◆ MATERIAL SHOWN

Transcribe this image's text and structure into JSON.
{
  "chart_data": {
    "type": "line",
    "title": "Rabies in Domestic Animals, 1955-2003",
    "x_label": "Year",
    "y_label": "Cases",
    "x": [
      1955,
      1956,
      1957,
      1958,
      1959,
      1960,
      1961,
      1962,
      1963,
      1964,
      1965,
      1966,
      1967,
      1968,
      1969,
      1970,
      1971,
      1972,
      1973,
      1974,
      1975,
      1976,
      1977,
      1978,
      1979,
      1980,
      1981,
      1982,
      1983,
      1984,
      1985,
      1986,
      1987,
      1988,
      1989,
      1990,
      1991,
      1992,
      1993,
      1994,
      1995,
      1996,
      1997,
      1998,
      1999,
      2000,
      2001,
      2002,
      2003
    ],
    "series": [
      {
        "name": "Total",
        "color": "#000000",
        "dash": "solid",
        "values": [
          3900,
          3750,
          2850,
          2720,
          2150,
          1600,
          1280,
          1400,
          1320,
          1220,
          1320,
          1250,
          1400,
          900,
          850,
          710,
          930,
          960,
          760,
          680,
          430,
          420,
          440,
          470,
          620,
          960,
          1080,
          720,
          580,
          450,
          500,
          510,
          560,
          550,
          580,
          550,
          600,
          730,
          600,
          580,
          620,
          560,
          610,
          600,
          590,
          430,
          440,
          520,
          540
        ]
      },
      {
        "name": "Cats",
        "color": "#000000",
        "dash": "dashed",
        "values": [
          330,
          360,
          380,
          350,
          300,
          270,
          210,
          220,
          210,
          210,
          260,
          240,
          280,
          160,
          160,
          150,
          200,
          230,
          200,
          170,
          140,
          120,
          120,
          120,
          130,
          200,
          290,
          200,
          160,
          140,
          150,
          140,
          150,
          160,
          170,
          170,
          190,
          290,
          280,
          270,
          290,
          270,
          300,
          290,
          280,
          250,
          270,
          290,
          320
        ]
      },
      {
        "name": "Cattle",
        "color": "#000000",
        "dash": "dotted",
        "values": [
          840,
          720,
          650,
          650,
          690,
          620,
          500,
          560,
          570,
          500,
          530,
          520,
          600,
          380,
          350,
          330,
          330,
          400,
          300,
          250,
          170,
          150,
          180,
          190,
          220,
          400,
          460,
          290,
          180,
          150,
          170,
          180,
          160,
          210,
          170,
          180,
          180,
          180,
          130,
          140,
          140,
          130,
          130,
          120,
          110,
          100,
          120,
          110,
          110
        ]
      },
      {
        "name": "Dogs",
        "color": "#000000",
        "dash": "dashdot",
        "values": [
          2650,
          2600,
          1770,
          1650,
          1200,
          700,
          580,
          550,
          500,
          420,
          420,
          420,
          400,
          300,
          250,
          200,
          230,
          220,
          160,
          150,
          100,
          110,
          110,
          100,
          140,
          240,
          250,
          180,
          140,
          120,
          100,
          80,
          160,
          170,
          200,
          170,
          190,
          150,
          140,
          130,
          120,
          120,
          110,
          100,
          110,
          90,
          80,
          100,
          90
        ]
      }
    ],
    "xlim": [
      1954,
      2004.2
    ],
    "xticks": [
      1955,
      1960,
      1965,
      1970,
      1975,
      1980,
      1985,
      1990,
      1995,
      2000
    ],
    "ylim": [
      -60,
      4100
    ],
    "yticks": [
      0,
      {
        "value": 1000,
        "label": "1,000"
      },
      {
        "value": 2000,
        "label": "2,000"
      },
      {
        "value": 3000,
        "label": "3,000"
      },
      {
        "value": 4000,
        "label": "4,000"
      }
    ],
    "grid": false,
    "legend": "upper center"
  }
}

◆ PROBLEM TO SOLVE
Return each line that includes "name".

◆ EXERCISE ANSWER
        "name": "Total",
        "name": "Cats",
        "name": "Cattle",
        "name": "Dogs",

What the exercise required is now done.